* [Directive]: Gather, from the data below, each line in which the word "JSON" occurs.

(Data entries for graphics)
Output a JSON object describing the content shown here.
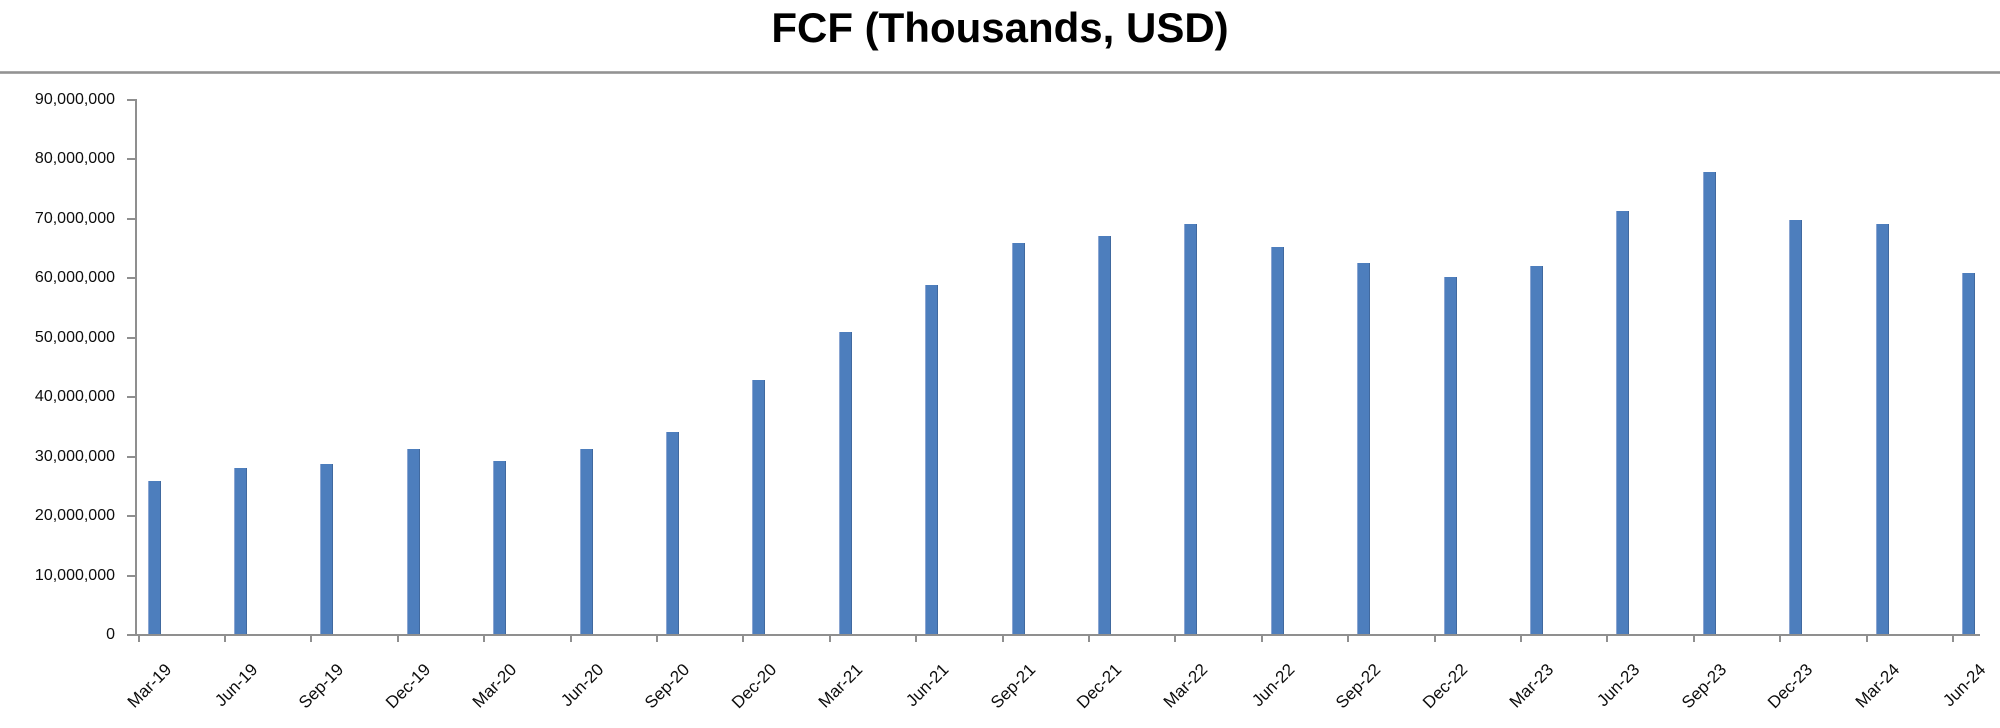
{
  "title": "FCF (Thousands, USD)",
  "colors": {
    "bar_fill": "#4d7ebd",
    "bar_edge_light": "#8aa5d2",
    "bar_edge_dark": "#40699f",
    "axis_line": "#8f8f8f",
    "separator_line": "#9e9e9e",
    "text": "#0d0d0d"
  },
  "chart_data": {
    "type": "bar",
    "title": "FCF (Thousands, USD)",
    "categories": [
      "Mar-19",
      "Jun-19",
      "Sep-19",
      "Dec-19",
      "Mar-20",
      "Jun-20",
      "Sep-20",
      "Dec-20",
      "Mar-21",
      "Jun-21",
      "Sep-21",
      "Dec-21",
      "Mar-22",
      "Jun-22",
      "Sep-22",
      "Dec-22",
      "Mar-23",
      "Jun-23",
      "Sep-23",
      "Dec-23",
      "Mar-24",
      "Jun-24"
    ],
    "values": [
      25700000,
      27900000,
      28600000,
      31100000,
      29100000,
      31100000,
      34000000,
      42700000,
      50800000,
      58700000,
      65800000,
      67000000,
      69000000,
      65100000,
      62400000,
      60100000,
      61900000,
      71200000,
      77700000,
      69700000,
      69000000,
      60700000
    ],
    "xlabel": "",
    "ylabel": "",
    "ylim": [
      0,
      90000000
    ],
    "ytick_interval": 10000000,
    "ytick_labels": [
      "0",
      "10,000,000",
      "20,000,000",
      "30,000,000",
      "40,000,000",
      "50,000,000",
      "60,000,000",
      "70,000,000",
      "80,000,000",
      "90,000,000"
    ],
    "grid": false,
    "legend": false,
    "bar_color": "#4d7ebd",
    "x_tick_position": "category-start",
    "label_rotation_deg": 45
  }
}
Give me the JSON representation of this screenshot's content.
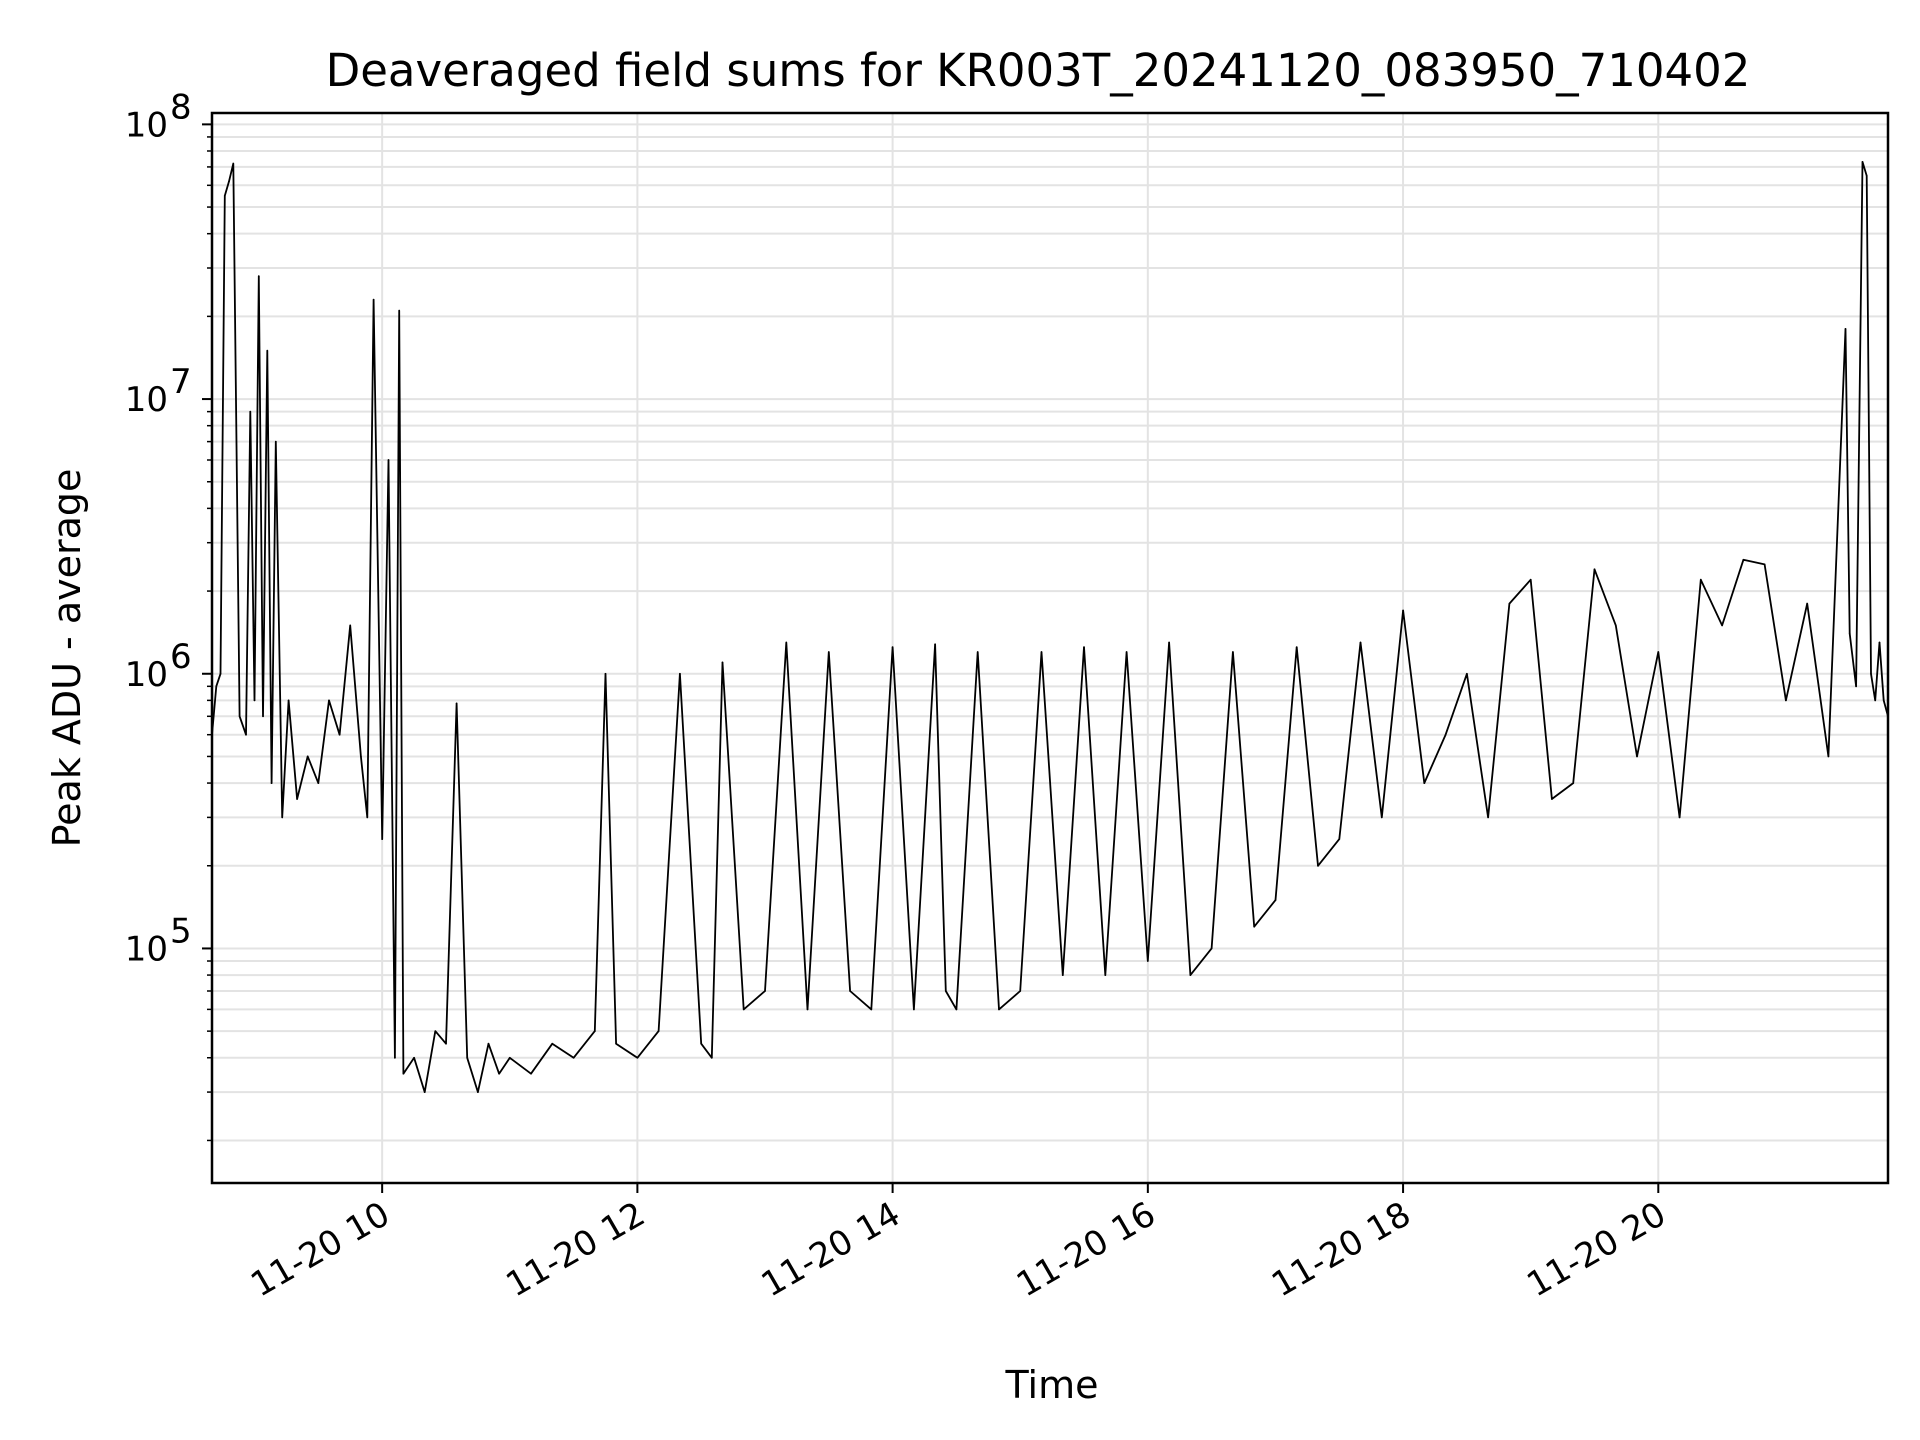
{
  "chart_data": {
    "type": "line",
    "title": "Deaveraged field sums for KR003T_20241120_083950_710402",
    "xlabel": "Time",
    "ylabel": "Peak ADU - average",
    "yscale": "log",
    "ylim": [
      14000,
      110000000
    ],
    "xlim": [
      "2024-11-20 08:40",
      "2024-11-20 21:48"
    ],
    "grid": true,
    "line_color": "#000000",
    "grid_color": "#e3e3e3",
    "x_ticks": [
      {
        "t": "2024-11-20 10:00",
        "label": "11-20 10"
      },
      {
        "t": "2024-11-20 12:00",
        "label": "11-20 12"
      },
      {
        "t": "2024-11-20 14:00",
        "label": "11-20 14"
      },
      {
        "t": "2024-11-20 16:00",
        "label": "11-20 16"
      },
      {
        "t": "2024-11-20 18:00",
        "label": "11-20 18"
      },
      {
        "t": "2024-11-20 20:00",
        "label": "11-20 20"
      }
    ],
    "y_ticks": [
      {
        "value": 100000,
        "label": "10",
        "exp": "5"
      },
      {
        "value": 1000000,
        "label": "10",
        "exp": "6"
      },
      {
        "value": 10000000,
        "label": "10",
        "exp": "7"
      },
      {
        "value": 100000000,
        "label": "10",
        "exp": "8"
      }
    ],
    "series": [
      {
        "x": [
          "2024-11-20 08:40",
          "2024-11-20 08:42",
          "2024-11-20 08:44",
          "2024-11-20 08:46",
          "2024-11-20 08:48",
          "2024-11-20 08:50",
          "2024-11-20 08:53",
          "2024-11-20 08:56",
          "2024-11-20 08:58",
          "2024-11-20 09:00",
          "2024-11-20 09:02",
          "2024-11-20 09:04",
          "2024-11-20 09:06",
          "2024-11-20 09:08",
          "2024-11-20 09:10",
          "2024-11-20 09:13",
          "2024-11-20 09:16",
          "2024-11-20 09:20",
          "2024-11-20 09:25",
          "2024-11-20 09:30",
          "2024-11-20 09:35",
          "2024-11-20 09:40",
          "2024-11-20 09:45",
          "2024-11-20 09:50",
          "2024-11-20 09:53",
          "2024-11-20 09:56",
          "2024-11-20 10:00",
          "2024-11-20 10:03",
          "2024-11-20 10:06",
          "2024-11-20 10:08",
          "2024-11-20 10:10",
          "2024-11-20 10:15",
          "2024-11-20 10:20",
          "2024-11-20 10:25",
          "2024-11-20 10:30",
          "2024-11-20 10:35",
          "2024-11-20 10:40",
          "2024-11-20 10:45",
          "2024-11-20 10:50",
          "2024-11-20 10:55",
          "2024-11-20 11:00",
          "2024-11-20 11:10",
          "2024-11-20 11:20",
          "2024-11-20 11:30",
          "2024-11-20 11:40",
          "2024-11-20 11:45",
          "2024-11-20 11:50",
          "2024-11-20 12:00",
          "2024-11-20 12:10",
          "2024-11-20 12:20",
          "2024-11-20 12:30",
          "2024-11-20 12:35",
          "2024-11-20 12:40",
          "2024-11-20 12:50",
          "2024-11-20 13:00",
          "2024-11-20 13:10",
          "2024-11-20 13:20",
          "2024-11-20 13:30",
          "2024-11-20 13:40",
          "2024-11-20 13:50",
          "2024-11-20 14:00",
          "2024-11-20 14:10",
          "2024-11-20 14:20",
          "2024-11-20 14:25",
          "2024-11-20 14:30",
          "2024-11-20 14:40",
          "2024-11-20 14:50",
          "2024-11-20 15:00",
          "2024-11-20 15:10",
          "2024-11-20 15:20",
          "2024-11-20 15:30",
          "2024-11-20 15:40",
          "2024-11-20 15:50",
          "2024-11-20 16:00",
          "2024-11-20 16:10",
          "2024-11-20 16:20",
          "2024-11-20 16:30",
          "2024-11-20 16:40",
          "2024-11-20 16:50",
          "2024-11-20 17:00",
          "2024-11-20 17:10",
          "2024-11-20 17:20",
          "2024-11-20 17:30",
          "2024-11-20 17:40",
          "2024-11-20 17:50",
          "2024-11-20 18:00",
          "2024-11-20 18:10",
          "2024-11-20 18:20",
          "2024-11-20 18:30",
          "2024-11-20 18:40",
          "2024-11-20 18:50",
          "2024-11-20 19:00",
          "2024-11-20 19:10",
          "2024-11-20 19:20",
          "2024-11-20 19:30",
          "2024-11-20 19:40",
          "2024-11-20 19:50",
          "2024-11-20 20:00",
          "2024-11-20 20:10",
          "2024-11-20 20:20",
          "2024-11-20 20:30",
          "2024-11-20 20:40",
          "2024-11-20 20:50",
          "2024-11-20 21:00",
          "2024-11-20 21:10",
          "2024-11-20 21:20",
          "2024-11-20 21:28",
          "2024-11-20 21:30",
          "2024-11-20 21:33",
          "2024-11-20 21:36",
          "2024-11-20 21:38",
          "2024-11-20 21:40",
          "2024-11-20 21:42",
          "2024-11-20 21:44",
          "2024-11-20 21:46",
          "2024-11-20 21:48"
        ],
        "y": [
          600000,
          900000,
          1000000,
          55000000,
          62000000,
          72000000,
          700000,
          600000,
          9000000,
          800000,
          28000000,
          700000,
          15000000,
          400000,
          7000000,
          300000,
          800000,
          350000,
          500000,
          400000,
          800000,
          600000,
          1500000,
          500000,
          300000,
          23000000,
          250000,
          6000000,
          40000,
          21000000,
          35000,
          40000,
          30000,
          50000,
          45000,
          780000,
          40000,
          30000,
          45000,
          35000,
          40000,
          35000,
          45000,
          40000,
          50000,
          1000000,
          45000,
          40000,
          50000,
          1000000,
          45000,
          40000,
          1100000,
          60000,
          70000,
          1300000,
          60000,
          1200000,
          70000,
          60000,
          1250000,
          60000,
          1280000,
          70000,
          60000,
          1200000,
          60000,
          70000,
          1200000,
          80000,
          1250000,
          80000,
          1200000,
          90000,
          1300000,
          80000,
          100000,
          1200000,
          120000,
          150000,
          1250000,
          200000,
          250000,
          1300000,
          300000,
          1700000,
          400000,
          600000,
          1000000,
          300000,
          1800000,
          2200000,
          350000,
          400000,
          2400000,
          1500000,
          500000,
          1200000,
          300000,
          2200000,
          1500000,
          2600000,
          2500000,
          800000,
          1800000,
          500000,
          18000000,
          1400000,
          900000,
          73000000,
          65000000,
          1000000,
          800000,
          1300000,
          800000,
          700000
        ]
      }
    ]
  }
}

* [Answer for the task]:
Output a JSON object describing the content shown here.
Give me the JSON representation of this screenshot's content.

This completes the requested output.